§ Goal:
Pull out every line with the word "this" from the entries below.

§ Exercise materials:
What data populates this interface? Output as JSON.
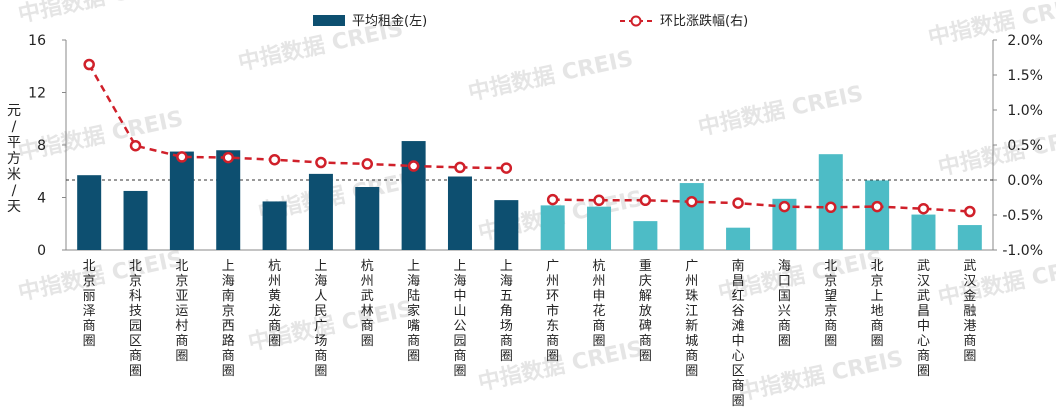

==

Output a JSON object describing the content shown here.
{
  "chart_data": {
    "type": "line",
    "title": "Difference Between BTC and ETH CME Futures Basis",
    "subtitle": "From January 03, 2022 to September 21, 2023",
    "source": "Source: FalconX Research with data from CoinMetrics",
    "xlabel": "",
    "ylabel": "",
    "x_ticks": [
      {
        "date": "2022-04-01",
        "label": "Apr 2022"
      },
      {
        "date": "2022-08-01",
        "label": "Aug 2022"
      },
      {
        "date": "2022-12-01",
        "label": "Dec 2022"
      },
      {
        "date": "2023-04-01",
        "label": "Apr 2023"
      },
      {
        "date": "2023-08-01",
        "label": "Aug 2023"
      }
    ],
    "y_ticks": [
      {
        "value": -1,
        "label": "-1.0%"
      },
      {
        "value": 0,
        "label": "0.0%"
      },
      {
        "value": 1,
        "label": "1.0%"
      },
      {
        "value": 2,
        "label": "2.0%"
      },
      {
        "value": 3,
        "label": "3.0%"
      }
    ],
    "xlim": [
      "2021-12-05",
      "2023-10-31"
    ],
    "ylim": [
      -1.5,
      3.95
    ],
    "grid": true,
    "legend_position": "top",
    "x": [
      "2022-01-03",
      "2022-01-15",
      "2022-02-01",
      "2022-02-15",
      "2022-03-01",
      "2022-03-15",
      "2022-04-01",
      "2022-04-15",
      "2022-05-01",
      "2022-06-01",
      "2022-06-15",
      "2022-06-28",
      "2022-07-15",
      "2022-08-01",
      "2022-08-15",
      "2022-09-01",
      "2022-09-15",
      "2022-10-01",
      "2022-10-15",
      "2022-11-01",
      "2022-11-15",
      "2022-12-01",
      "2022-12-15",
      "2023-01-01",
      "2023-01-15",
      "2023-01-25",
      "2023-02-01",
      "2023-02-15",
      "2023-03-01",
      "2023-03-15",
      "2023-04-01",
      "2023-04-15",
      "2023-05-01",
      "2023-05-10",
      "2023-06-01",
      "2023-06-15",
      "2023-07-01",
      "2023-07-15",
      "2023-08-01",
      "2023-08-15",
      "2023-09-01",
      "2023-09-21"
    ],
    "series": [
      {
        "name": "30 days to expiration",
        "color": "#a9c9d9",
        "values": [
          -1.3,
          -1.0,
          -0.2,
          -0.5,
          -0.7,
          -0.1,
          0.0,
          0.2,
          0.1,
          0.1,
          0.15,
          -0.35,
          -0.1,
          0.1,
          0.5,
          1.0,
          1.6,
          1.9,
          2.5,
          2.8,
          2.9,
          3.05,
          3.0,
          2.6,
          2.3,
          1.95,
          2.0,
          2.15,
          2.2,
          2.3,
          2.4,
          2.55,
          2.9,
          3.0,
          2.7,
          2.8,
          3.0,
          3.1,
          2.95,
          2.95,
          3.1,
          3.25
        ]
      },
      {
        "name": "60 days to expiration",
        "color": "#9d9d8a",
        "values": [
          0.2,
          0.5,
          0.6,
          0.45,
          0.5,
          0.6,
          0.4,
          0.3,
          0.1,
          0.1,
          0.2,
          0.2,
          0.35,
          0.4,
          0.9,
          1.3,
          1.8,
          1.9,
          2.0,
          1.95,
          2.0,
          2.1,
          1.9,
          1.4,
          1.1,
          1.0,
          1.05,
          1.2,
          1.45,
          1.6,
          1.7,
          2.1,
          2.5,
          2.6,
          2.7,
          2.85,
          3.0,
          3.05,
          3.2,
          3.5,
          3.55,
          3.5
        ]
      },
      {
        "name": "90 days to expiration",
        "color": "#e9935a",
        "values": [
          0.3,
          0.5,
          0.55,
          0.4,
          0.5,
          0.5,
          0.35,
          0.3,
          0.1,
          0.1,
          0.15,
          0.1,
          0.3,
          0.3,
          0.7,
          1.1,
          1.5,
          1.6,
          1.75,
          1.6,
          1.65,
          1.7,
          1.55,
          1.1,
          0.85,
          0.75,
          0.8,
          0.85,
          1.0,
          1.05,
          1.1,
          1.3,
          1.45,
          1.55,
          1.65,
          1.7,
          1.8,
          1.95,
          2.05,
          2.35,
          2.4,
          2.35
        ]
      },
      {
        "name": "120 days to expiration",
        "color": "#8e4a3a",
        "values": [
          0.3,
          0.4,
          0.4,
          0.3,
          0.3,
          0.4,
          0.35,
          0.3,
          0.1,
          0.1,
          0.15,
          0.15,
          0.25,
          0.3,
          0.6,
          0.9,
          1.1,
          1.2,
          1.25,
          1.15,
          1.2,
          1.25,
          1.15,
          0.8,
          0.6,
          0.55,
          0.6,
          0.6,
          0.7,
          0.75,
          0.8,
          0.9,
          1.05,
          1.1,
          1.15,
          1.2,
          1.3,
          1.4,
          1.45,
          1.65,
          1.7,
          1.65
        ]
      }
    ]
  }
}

---

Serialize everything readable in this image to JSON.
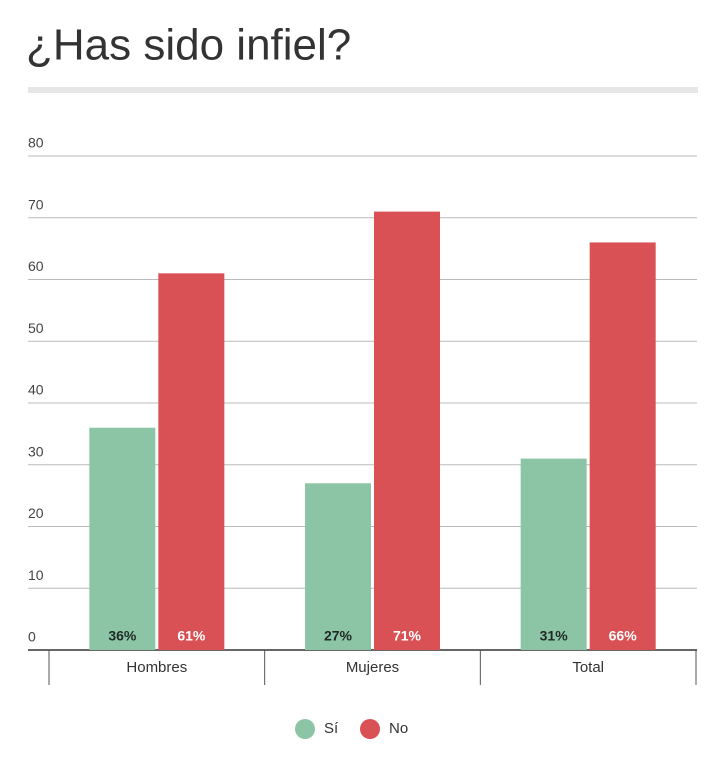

§ Result of the task:
What data populates this interface? Output as JSON.
Serialize everything readable in this image to JSON.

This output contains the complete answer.